Given request -
Sift the material for lines containing "dpsIndex", and return them.

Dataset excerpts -
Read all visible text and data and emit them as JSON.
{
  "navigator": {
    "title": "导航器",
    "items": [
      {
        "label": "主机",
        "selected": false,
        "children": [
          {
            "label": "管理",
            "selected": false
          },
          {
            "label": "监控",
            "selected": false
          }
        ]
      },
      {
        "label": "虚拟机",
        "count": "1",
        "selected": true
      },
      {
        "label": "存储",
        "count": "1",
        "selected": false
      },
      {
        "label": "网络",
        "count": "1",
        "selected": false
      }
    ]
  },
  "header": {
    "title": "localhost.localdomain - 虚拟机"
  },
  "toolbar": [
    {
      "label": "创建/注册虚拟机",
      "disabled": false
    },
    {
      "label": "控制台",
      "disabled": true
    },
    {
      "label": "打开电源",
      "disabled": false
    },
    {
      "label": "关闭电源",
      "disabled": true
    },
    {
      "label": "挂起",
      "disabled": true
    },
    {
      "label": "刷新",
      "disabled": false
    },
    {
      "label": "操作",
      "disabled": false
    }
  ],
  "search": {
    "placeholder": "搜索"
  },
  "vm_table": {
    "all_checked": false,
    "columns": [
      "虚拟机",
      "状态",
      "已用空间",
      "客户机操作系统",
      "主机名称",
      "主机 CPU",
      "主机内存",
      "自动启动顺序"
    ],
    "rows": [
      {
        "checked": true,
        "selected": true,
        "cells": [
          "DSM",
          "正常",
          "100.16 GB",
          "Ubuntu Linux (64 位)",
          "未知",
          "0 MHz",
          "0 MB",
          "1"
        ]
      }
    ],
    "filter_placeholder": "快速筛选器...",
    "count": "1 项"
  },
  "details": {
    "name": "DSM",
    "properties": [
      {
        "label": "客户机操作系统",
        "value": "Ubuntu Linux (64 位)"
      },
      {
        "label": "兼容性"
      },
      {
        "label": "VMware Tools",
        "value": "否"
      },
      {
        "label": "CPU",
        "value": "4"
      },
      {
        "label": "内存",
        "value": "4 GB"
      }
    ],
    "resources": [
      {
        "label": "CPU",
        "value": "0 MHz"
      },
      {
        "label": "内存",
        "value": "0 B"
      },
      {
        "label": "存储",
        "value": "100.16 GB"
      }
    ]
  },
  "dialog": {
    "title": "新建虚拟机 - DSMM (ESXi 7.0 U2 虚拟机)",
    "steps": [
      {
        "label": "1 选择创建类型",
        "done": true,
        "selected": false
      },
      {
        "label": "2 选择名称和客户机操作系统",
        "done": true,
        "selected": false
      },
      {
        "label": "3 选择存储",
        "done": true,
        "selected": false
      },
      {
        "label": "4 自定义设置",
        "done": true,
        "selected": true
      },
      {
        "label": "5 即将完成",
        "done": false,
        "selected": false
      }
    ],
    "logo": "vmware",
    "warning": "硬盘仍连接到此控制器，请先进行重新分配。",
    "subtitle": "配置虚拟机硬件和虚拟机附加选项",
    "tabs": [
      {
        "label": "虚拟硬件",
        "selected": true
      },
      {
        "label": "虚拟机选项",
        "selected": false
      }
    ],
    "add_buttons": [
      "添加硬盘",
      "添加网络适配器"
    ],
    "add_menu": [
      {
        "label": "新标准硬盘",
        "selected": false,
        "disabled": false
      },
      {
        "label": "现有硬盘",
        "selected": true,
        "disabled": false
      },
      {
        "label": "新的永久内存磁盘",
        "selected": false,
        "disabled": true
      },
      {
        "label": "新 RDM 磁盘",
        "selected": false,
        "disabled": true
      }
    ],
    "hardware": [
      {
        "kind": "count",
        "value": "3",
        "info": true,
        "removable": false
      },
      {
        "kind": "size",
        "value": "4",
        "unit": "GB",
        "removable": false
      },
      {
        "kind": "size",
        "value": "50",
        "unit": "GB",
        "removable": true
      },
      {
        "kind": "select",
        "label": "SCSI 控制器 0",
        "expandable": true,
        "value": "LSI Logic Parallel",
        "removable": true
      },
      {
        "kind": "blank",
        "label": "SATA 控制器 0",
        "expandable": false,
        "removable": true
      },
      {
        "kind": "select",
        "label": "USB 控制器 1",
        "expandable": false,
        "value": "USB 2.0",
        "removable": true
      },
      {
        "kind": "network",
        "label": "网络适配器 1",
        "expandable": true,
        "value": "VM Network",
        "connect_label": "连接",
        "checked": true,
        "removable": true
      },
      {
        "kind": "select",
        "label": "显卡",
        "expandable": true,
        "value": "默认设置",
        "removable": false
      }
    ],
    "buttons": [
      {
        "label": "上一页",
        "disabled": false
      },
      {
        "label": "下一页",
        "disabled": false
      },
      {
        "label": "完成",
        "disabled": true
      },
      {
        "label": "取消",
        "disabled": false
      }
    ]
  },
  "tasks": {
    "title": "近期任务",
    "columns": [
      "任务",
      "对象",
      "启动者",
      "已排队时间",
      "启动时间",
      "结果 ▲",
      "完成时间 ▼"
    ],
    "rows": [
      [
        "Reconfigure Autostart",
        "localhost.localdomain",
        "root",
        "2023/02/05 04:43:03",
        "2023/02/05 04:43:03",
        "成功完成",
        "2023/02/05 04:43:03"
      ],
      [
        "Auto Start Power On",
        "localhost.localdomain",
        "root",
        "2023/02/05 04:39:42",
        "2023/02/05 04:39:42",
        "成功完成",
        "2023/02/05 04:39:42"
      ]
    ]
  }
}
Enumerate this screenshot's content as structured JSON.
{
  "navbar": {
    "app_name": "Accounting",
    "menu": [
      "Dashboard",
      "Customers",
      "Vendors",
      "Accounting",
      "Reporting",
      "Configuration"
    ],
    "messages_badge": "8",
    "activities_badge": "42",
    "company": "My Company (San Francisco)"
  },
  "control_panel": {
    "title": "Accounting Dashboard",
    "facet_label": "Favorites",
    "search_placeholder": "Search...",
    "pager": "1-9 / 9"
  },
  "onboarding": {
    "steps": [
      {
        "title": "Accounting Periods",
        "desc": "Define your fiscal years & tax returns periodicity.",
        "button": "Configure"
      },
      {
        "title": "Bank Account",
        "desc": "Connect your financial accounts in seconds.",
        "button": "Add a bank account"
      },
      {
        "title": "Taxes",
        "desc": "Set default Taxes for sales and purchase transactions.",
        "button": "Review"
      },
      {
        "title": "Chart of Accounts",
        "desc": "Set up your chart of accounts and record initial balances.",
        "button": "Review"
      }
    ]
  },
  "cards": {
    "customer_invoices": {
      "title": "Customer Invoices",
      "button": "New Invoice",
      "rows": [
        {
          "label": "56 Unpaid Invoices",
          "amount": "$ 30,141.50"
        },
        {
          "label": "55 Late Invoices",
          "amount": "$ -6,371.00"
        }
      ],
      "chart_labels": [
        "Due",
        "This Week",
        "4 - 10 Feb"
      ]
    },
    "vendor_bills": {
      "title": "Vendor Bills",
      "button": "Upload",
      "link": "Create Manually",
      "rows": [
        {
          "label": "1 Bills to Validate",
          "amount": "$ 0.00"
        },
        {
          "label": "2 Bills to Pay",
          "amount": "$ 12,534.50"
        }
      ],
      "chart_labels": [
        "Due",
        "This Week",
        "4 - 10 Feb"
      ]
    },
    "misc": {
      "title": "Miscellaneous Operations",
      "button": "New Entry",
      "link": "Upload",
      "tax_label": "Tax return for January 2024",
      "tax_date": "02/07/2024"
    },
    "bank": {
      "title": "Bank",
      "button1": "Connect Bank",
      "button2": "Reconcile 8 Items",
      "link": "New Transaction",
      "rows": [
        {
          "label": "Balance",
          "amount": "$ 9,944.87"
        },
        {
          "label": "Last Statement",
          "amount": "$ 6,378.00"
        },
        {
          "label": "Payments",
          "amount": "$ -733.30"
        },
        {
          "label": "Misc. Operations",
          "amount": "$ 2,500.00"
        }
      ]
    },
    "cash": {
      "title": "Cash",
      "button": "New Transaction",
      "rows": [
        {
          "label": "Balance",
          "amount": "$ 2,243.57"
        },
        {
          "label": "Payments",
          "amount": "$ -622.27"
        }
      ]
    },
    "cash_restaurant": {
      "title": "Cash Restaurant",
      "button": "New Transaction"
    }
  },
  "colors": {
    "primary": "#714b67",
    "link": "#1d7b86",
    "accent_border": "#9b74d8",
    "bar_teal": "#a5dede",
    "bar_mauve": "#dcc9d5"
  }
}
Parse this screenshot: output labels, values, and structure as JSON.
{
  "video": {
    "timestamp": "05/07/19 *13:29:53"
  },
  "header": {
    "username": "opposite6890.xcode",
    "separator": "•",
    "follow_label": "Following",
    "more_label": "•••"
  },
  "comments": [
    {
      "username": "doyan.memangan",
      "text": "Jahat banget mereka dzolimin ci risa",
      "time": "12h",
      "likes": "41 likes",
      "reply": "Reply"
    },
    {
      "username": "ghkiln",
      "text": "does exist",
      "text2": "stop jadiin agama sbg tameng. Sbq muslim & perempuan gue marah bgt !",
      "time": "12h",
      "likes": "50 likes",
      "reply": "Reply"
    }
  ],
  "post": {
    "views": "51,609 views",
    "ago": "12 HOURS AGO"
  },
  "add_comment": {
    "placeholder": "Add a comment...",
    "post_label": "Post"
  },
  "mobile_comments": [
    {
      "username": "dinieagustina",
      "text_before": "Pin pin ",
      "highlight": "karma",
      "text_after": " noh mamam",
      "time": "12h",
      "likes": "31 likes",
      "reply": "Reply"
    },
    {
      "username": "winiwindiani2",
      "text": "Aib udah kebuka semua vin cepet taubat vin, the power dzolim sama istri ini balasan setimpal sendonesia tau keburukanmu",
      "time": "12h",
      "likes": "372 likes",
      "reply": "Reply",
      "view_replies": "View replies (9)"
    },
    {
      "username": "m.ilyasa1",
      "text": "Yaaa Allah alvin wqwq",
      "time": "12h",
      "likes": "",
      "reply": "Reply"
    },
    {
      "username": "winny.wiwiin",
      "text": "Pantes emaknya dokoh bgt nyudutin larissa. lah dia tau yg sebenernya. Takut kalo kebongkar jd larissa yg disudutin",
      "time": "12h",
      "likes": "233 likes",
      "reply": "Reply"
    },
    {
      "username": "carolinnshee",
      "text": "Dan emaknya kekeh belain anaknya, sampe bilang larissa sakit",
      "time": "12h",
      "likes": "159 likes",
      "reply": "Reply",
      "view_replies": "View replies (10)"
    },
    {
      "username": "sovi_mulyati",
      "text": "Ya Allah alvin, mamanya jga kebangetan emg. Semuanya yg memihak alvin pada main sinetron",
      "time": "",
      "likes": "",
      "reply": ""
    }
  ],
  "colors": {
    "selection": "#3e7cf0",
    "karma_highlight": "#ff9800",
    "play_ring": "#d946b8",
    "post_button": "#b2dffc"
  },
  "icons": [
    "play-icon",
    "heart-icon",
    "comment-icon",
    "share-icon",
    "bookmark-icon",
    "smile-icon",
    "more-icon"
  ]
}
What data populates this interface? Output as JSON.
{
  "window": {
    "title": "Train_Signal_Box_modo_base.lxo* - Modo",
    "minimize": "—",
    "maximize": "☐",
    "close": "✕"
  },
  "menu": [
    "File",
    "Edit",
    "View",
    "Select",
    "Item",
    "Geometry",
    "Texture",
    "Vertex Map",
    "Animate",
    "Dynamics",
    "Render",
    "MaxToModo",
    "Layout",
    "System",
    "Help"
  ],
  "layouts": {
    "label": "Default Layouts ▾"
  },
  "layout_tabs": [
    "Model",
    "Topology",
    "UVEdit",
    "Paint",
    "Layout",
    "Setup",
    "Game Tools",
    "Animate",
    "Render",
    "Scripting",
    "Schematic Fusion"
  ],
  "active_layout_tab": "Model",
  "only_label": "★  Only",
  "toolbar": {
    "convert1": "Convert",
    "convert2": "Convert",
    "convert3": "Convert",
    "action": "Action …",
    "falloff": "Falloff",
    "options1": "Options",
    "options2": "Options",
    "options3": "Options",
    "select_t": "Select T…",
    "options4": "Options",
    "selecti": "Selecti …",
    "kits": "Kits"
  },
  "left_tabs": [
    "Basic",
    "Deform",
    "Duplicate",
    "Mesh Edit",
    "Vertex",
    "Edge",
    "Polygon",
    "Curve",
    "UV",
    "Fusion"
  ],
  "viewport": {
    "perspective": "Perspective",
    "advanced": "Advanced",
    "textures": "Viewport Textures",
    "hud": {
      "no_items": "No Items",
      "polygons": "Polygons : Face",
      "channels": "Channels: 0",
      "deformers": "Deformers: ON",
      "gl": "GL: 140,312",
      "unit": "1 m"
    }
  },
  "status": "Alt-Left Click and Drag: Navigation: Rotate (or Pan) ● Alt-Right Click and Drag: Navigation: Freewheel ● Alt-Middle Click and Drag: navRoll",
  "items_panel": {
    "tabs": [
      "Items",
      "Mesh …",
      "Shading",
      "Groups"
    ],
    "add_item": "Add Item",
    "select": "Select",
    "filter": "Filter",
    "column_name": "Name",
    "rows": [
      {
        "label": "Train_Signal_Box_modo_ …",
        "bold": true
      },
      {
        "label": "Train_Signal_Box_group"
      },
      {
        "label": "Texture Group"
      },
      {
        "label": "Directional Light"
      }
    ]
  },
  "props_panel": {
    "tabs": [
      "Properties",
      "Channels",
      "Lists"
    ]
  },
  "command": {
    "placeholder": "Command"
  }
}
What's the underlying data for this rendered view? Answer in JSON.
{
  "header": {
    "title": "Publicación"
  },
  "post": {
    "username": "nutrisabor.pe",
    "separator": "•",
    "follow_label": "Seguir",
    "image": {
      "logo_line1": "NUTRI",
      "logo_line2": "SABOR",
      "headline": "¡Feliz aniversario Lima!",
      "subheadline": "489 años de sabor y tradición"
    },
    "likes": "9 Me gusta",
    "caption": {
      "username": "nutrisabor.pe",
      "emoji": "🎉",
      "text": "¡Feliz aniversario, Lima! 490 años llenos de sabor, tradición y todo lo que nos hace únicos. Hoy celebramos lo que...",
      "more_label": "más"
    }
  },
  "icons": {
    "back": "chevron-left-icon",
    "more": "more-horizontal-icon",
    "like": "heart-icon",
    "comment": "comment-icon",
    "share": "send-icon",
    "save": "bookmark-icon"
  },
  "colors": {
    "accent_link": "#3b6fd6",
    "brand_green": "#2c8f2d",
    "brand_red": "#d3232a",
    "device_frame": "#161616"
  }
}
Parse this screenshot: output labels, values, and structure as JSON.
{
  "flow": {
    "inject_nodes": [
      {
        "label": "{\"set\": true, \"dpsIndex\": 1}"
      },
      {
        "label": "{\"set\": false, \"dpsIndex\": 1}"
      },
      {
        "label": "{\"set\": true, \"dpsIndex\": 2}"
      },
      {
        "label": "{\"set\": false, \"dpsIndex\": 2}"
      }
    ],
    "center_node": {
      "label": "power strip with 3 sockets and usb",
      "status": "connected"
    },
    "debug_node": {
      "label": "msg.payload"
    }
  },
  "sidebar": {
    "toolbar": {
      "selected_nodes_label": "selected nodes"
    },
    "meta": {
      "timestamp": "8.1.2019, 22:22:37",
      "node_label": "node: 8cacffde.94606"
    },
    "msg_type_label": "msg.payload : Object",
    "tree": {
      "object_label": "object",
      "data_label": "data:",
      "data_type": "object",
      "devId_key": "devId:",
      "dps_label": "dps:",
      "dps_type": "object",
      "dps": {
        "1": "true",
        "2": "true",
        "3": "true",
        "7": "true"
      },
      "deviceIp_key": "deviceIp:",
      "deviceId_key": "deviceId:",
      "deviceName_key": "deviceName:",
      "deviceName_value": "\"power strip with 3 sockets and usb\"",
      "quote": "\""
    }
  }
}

Answer -
        "label": "{\"set\": true, \"dpsIndex\": 1}"
        "label": "{\"set\": false, \"dpsIndex\": 1}"
        "label": "{\"set\": true, \"dpsIndex\": 2}"
        "label": "{\"set\": false, \"dpsIndex\": 2}"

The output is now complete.